_WHAT IS NEEDED_:
What is the number of lines in the data that hold the string "title"? Reply with that number only.
## Begin ENTRIES SHOWN
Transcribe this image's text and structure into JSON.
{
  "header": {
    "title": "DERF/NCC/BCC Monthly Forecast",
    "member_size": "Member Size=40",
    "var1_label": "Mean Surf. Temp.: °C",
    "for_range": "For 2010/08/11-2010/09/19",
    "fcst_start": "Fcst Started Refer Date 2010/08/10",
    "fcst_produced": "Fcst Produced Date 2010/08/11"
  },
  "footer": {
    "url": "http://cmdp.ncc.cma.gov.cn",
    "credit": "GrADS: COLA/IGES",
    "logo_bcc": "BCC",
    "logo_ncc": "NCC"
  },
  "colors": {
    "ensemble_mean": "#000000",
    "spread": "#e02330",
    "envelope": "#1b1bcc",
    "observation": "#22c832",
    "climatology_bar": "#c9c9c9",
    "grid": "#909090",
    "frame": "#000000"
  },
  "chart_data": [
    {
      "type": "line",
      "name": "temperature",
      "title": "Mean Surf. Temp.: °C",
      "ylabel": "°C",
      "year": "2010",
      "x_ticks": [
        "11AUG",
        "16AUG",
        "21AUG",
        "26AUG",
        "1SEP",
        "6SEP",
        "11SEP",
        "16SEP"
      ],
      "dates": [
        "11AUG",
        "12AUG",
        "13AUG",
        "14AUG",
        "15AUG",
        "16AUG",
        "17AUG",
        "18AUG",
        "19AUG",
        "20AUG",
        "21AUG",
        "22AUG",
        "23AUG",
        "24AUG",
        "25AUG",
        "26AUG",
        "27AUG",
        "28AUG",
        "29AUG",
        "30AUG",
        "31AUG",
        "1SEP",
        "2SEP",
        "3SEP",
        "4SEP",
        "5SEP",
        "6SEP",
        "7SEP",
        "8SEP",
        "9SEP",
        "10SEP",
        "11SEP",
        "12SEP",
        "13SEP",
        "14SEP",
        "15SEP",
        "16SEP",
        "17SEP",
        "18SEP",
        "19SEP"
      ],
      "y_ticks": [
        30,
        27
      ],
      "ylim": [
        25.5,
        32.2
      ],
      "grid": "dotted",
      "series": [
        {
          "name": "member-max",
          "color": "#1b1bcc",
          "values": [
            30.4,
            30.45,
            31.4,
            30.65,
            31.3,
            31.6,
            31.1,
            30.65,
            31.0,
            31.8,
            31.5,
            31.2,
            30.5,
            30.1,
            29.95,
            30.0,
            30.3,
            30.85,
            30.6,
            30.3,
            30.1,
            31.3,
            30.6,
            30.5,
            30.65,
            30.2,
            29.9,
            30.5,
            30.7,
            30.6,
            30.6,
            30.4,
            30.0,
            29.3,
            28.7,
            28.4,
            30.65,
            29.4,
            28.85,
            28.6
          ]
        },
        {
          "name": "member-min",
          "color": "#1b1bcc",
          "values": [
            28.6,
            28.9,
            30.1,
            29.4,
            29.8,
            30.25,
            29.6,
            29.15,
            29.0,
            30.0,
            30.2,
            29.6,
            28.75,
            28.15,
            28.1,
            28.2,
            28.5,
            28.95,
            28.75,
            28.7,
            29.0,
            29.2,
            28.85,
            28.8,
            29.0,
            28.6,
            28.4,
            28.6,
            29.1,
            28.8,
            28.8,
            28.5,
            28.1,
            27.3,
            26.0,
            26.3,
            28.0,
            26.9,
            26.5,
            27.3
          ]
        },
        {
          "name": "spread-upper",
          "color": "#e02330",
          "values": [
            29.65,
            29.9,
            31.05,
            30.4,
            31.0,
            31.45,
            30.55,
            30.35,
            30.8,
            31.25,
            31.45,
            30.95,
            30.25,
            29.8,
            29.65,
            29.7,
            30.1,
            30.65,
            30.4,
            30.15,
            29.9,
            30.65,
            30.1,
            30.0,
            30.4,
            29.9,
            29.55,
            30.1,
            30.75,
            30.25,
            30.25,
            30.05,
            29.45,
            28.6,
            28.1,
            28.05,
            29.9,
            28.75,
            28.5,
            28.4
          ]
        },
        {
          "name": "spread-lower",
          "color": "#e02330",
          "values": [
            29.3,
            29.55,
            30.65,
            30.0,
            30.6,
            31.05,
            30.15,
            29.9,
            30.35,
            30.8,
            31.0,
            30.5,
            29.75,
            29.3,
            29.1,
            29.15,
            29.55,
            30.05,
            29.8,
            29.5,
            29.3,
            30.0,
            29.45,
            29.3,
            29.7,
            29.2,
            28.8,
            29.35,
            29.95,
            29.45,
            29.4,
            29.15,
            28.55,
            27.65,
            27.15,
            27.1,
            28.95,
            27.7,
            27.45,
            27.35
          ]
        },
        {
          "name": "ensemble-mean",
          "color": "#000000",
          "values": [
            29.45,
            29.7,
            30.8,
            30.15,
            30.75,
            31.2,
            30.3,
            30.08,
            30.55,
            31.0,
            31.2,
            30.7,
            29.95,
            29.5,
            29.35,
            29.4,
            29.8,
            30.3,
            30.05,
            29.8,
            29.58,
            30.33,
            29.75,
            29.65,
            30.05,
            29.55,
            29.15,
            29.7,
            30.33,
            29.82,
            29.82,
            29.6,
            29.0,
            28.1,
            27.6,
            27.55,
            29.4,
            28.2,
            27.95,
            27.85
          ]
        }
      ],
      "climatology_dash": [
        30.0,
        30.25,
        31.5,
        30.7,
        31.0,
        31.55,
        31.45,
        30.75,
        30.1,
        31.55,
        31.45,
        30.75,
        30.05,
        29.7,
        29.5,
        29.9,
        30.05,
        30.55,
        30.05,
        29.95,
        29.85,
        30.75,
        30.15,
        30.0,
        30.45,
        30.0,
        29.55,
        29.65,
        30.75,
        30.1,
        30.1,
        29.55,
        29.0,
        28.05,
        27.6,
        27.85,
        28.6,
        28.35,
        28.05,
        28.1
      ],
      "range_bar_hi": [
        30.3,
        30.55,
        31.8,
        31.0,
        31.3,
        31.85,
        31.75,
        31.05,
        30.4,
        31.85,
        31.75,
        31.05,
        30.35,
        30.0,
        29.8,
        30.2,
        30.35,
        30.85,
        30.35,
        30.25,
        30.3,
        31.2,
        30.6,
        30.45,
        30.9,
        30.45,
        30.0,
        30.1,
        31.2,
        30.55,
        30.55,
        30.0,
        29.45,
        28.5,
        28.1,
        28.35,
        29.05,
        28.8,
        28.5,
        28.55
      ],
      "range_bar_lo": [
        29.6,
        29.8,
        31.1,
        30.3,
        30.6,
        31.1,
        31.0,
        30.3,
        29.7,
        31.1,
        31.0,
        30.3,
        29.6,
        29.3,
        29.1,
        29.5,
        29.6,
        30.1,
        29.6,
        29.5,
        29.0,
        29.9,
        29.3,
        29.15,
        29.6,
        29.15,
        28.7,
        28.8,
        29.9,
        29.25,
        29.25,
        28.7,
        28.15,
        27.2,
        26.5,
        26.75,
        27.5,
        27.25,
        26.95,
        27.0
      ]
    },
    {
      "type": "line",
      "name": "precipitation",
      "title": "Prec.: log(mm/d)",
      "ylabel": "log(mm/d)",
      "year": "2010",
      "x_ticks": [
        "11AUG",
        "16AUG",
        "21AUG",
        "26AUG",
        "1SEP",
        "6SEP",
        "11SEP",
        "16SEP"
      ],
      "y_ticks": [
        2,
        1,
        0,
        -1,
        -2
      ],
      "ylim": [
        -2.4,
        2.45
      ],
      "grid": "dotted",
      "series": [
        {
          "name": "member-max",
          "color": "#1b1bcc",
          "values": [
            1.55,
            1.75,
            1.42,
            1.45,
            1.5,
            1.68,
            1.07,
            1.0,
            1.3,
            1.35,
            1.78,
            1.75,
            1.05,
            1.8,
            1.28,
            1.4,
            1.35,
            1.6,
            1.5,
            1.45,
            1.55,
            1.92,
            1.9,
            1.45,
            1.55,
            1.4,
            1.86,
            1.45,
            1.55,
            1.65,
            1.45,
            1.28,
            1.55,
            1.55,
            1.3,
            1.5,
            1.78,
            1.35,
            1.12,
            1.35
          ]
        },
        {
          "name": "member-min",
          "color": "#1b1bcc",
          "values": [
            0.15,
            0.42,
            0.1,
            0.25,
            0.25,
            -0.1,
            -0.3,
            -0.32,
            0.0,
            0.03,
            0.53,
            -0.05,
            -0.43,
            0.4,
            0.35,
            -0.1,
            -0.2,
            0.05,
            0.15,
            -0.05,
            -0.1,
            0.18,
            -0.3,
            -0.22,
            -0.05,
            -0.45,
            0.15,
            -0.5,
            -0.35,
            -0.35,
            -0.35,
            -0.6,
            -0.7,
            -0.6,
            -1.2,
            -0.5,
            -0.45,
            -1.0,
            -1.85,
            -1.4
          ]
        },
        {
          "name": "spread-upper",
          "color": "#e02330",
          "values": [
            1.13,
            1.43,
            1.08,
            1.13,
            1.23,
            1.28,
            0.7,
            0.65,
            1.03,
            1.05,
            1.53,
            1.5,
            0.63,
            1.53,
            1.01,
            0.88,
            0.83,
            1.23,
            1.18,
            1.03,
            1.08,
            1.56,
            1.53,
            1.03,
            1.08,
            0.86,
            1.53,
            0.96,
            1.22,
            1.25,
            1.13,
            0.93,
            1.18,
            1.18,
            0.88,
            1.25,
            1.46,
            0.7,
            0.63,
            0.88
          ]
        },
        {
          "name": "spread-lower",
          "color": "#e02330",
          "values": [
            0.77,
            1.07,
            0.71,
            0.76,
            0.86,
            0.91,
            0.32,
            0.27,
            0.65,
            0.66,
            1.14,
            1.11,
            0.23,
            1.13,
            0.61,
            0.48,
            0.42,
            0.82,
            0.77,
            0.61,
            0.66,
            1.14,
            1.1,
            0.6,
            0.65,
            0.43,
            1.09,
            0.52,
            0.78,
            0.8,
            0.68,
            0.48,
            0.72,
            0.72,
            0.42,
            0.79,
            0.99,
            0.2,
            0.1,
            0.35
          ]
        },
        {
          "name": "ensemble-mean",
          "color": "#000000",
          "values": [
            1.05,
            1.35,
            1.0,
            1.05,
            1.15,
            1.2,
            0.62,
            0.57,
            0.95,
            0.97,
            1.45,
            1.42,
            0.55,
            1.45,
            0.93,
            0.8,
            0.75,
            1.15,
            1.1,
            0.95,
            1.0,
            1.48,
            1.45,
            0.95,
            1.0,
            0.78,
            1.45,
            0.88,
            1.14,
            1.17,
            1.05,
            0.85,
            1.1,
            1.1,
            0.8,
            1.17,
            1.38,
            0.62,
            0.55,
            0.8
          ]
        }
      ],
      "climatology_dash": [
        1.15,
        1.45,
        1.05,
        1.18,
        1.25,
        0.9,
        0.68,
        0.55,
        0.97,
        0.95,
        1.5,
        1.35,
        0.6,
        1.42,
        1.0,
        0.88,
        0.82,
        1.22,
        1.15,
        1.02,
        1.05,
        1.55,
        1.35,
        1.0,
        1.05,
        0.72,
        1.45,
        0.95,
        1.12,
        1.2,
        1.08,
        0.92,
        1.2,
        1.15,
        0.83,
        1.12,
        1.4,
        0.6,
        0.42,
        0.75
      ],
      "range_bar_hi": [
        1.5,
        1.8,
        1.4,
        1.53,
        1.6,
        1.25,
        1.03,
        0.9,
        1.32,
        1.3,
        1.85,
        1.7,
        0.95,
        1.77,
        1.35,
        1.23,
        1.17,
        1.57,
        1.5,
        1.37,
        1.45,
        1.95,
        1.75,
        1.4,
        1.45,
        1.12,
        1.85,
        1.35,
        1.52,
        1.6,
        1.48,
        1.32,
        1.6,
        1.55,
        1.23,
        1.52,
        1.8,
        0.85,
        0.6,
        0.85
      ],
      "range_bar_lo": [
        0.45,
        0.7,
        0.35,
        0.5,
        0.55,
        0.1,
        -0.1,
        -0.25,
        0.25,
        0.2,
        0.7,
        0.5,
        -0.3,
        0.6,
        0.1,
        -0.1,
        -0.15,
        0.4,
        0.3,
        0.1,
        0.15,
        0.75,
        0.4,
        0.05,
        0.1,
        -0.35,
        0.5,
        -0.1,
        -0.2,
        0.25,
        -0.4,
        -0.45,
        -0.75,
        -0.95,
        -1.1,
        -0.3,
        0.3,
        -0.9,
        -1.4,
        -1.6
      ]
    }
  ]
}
## End ENTRIES SHOWN
_RESULT OF THIS EXERCISE_:
3